__Dataset records__:

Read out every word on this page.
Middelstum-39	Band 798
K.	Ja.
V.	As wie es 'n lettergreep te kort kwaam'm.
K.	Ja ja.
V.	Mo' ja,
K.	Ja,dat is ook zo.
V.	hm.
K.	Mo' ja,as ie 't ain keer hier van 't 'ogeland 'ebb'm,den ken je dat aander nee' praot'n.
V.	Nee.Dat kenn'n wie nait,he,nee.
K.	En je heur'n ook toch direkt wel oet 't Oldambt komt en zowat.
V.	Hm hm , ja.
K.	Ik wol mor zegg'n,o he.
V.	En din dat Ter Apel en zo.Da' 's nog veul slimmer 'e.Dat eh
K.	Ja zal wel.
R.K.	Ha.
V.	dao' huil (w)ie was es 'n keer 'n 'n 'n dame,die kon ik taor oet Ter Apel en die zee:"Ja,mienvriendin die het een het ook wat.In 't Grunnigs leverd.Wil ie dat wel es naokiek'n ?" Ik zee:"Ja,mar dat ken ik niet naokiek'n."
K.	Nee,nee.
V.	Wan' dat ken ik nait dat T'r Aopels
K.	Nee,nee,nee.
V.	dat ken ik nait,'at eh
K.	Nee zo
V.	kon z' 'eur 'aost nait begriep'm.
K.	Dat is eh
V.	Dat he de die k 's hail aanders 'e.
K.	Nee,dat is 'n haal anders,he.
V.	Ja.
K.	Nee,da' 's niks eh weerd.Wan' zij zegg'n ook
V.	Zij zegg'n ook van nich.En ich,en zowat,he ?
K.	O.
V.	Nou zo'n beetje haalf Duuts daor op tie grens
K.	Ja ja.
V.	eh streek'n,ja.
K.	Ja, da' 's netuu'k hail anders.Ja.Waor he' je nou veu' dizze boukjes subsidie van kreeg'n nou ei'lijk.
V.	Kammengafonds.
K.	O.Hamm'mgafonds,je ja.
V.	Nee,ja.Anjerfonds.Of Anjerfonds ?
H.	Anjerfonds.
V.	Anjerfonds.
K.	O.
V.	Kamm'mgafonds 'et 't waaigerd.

__Task directions__: Show all lines in the entries above where the word "zowat" appears.

__Result for this exercise__:
K.	En je heur'n ook toch direkt wel oet 't Oldambt komt en zowat.
V.	Zij zegg'n ook van nich.En ich,en zowat,he ?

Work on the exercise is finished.